PROBLEM STATEMENT: Find the lines containing "color" and say how many there are, with no other words.

GIVEN RECORDS:

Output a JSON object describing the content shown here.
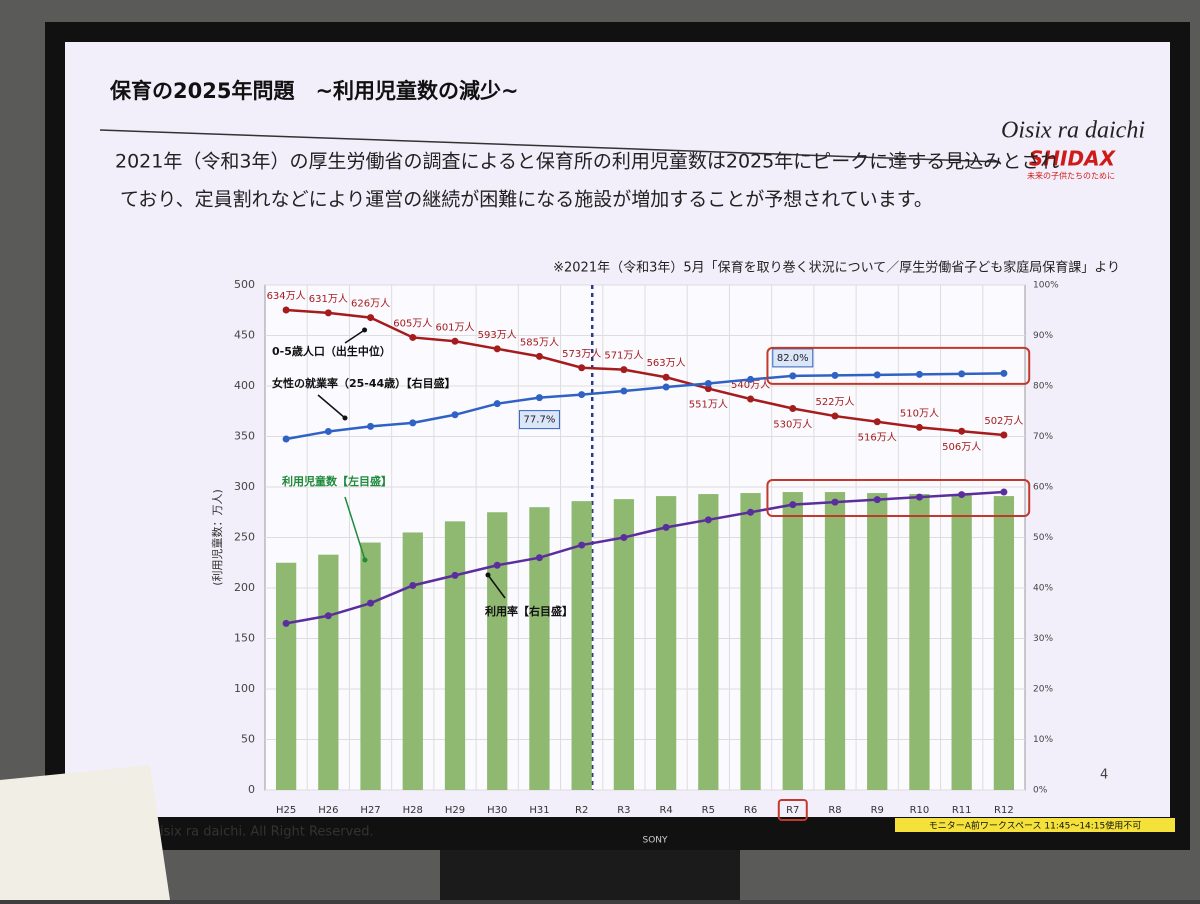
{
  "slide": {
    "title": "保育の2025年問題　~利用児童数の減少~",
    "body_lines": [
      "2021年（令和3年）の厚生労働省の調査によると保育所の利用児童数は2025年にピークに達する見込みとされ",
      "ており、定員割れなどにより運営の継続が困難になる施設が増加することが予想されています。"
    ],
    "source": "※2021年（令和3年）5月「保育を取り巻く状況について／厚生労働省子ども家庭局保育課」より",
    "logo": "Oisix ra daichi",
    "brand": "SHIDAX",
    "tagline": "未来の子供たちのために",
    "page_number": "4",
    "footer": "isix ra daichi. All Right Reserved.",
    "monitor_brand": "SONY",
    "monitor_note": "モニターA前ワークスペース 11:45〜14:15使用不可"
  },
  "chart_data": {
    "type": "combo",
    "y_label": "(利用児童数：万人)",
    "categories": [
      "H25",
      "H26",
      "H27",
      "H28",
      "H29",
      "H30",
      "H31",
      "R2",
      "R3",
      "R4",
      "R5",
      "R6",
      "R7",
      "R8",
      "R9",
      "R10",
      "R11",
      "R12"
    ],
    "ylim": [
      0,
      500
    ],
    "yticks": [
      0,
      50,
      100,
      150,
      200,
      250,
      300,
      350,
      400,
      450,
      500
    ],
    "y2lim": [
      0,
      100
    ],
    "y2ticks": [
      {
        "value": 0,
        "label": "0%"
      },
      {
        "value": 10,
        "label": "10%"
      },
      {
        "value": 20,
        "label": "20%"
      },
      {
        "value": 30,
        "label": "30%"
      },
      {
        "value": 40,
        "label": "40%"
      },
      {
        "value": 50,
        "label": "50%"
      },
      {
        "value": 60,
        "label": "60%"
      },
      {
        "value": 70,
        "label": "70%"
      },
      {
        "value": 80,
        "label": "80%"
      },
      {
        "value": 90,
        "label": "90%"
      },
      {
        "value": 100,
        "label": "100%"
      }
    ],
    "grid": true,
    "series": [
      {
        "name": "利用児童数【左目盛】",
        "type": "bar",
        "color": "#8fb870",
        "values": [
          225,
          233,
          245,
          255,
          266,
          275,
          280,
          286,
          288,
          291,
          293,
          294,
          295,
          295,
          294,
          293,
          292,
          291
        ]
      },
      {
        "name": "0-5歳人口（出生中位）",
        "type": "line",
        "axis": "own",
        "color": "#a51c1c",
        "values": [
          634,
          631,
          626,
          605,
          601,
          593,
          585,
          573,
          571,
          563,
          551,
          540,
          530,
          522,
          516,
          510,
          506,
          502
        ],
        "value_labels": [
          "634万人",
          "631万人",
          "626万人",
          "605万人",
          "601万人",
          "593万人",
          "585万人",
          "573万人",
          "571万人",
          "563万人",
          "551万人",
          "540万人",
          "530万人",
          "522万人",
          "516万人",
          "510万人",
          "506万人",
          "502万人"
        ]
      },
      {
        "name": "女性の就業率（25-44歳）【右目盛】",
        "type": "line",
        "axis": "y2",
        "color": "#2f62c4",
        "values": [
          69.5,
          71.0,
          72.0,
          72.7,
          74.3,
          76.5,
          77.7,
          78.3,
          79.0,
          79.8,
          80.5,
          81.3,
          82.0,
          82.1,
          82.2,
          82.3,
          82.4,
          82.5
        ],
        "value_labels": [
          null,
          null,
          null,
          null,
          null,
          null,
          "77.7%",
          null,
          null,
          null,
          null,
          null,
          "82.0%",
          null,
          null,
          null,
          null,
          null
        ]
      },
      {
        "name": "利用率【右目盛】",
        "type": "line",
        "axis": "y2",
        "color": "#5b2e9e",
        "values": [
          33.0,
          34.5,
          37.0,
          40.5,
          42.5,
          44.5,
          46.0,
          48.5,
          50.0,
          52.0,
          53.5,
          55.0,
          56.5,
          57.0,
          57.5,
          58.0,
          58.5,
          59.0
        ]
      }
    ]
  }
}
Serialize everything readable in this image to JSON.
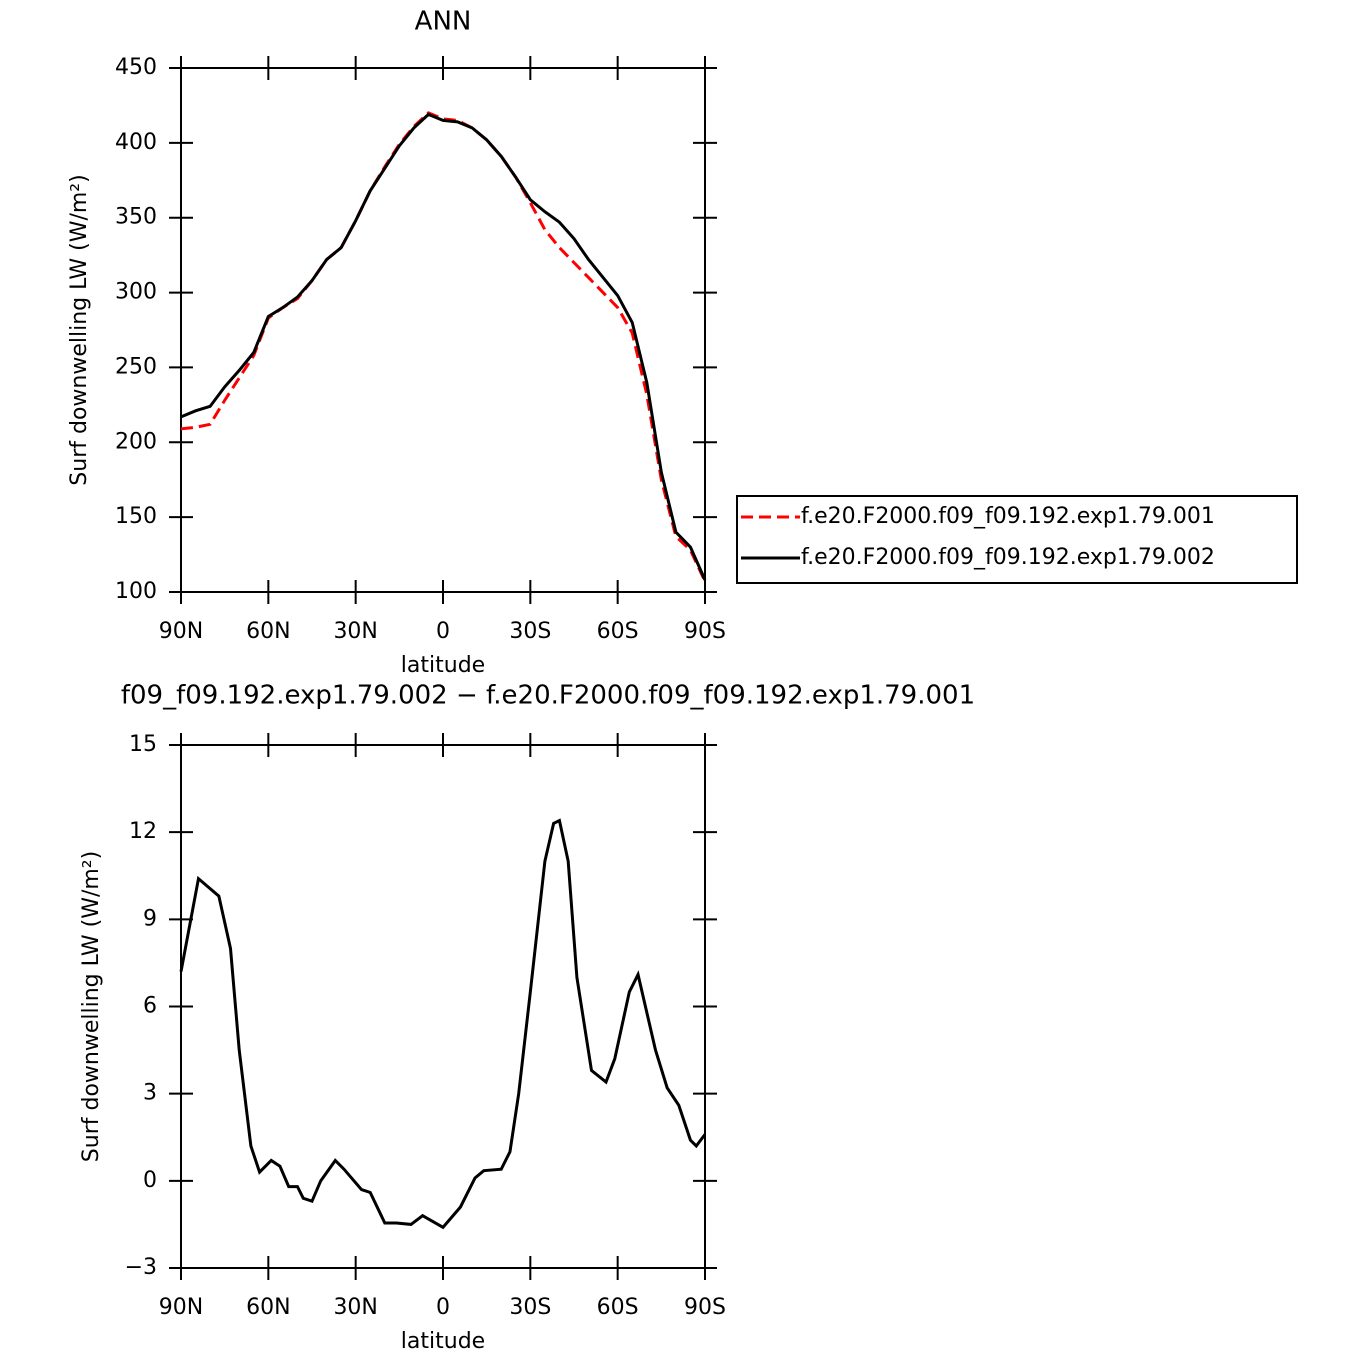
{
  "chart_data": [
    {
      "type": "line",
      "title": "ANN",
      "x_label": "latitude",
      "y_label": "Surf  downwelling LW (W/m²)",
      "x": [
        90,
        85,
        80,
        75,
        70,
        65,
        60,
        55,
        50,
        45,
        40,
        35,
        30,
        25,
        20,
        15,
        10,
        5,
        0,
        -5,
        -10,
        -15,
        -20,
        -25,
        -30,
        -35,
        -40,
        -45,
        -50,
        -55,
        -60,
        -65,
        -70,
        -75,
        -80,
        -85,
        -90
      ],
      "series": [
        {
          "name": "f.e20.F2000.f09_f09.192.exp1.79.001",
          "color": "#ff0000",
          "linestyle": "dashed",
          "values": [
            209,
            210,
            212,
            228,
            243,
            258,
            283,
            290,
            296,
            308,
            322,
            330,
            348,
            368,
            384,
            399,
            411,
            420,
            416,
            415,
            410,
            402,
            391,
            377,
            360,
            342,
            330,
            320,
            310,
            300,
            290,
            273,
            232,
            175,
            137,
            128,
            107
          ]
        },
        {
          "name": "f.e20.F2000.f09_f09.192.exp1.79.002",
          "color": "#000000",
          "linestyle": "solid",
          "values": [
            217,
            221,
            224,
            237,
            248,
            260,
            284,
            290,
            297,
            308,
            322,
            330,
            348,
            368,
            383,
            398,
            410,
            419,
            415,
            414,
            410,
            402,
            391,
            377,
            362,
            354,
            347,
            336,
            322,
            310,
            298,
            280,
            240,
            180,
            140,
            130,
            108
          ]
        }
      ],
      "xlim": [
        90,
        -90
      ],
      "xticks": [
        {
          "value": 90,
          "label": "90N"
        },
        {
          "value": 60,
          "label": "60N"
        },
        {
          "value": 30,
          "label": "30N"
        },
        0,
        {
          "value": -30,
          "label": "30S"
        },
        {
          "value": -60,
          "label": "60S"
        },
        {
          "value": -90,
          "label": "90S"
        }
      ],
      "ylim": [
        100,
        450
      ],
      "yticks": [
        100,
        150,
        200,
        250,
        300,
        350,
        400,
        450
      ],
      "legend": "right"
    },
    {
      "type": "line",
      "title": "f09_f09.192.exp1.79.002 − f.e20.F2000.f09_f09.192.exp1.79.001",
      "x_label": "latitude",
      "y_label": "Surf  downwelling LW (W/m²)",
      "x": [
        90,
        84,
        77,
        73,
        70,
        66,
        63,
        59,
        56,
        53,
        50,
        48,
        45,
        42,
        37,
        34,
        28,
        25,
        20,
        16,
        11,
        7,
        0,
        -6,
        -11,
        -14,
        -20,
        -23,
        -26,
        -30,
        -35,
        -38,
        -40,
        -43,
        -46,
        -51,
        -56,
        -59,
        -64,
        -67,
        -73,
        -77,
        -81,
        -85,
        -87,
        -90
      ],
      "series": [
        {
          "color": "#000000",
          "linestyle": "solid",
          "values": [
            7.2,
            10.4,
            9.8,
            8,
            4.5,
            1.2,
            0.3,
            0.7,
            0.5,
            -0.2,
            -0.2,
            -0.6,
            -0.7,
            0,
            0.7,
            0.4,
            -0.3,
            -0.4,
            -1.45,
            -1.45,
            -1.5,
            -1.2,
            -1.6,
            -0.9,
            0.1,
            0.35,
            0.4,
            1,
            3,
            6.5,
            11,
            12.3,
            12.4,
            11,
            7,
            3.8,
            3.4,
            4.2,
            6.5,
            7.1,
            4.5,
            3.2,
            2.6,
            1.4,
            1.2,
            1.6
          ]
        }
      ],
      "xlim": [
        90,
        -90
      ],
      "xticks": [
        {
          "value": 90,
          "label": "90N"
        },
        {
          "value": 60,
          "label": "60N"
        },
        {
          "value": 30,
          "label": "30N"
        },
        0,
        {
          "value": -30,
          "label": "30S"
        },
        {
          "value": -60,
          "label": "60S"
        },
        {
          "value": -90,
          "label": "90S"
        }
      ],
      "ylim": [
        -3,
        15
      ],
      "yticks": [
        {
          "value": -3,
          "label": "−3"
        },
        0,
        3,
        6,
        9,
        12,
        15
      ]
    }
  ]
}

THE RESPONSE: 7